From the records below, copy every line that contains the word "heading".
**** DATA LINES ****
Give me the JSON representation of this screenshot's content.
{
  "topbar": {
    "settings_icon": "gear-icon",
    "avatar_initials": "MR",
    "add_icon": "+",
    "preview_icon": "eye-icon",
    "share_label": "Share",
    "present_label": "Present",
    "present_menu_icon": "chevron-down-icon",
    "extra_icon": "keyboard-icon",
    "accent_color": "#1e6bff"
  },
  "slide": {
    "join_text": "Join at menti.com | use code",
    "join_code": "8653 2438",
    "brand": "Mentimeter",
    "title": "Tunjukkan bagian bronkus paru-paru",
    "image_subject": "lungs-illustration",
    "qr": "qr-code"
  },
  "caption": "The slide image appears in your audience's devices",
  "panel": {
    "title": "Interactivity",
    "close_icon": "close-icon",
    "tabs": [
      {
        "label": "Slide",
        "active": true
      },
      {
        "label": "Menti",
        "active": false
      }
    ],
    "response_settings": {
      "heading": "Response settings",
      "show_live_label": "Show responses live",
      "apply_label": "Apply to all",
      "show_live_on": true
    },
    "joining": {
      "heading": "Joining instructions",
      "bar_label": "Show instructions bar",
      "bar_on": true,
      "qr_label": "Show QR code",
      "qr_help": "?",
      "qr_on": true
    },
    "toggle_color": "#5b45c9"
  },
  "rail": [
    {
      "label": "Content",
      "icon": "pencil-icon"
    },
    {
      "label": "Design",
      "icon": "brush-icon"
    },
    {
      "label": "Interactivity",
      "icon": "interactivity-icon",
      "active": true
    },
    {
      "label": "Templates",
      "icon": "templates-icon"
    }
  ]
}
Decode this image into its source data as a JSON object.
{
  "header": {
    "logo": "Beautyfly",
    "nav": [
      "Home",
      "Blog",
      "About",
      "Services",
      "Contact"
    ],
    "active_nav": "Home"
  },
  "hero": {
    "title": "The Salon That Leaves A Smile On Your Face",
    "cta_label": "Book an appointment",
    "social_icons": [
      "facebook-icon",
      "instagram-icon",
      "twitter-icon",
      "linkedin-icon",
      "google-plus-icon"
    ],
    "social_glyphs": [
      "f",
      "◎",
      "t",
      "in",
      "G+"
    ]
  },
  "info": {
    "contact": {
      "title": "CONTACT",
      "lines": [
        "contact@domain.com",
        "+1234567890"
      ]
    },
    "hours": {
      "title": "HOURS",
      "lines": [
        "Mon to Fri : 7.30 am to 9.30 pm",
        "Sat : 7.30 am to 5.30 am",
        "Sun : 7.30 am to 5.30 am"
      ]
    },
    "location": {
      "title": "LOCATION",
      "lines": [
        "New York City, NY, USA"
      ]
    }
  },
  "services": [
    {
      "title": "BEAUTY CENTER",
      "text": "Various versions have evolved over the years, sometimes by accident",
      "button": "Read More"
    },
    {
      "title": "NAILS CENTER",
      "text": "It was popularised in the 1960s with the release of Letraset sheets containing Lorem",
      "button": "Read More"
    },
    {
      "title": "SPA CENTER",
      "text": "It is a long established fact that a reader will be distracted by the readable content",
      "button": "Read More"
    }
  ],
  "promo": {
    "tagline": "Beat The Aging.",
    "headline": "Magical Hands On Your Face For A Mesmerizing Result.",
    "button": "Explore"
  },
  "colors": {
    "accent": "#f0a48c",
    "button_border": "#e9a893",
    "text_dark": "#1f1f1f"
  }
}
****
__SOLUTION TO THIS PROBLEM__.
      "heading": "Response settings",
      "heading": "Joining instructions",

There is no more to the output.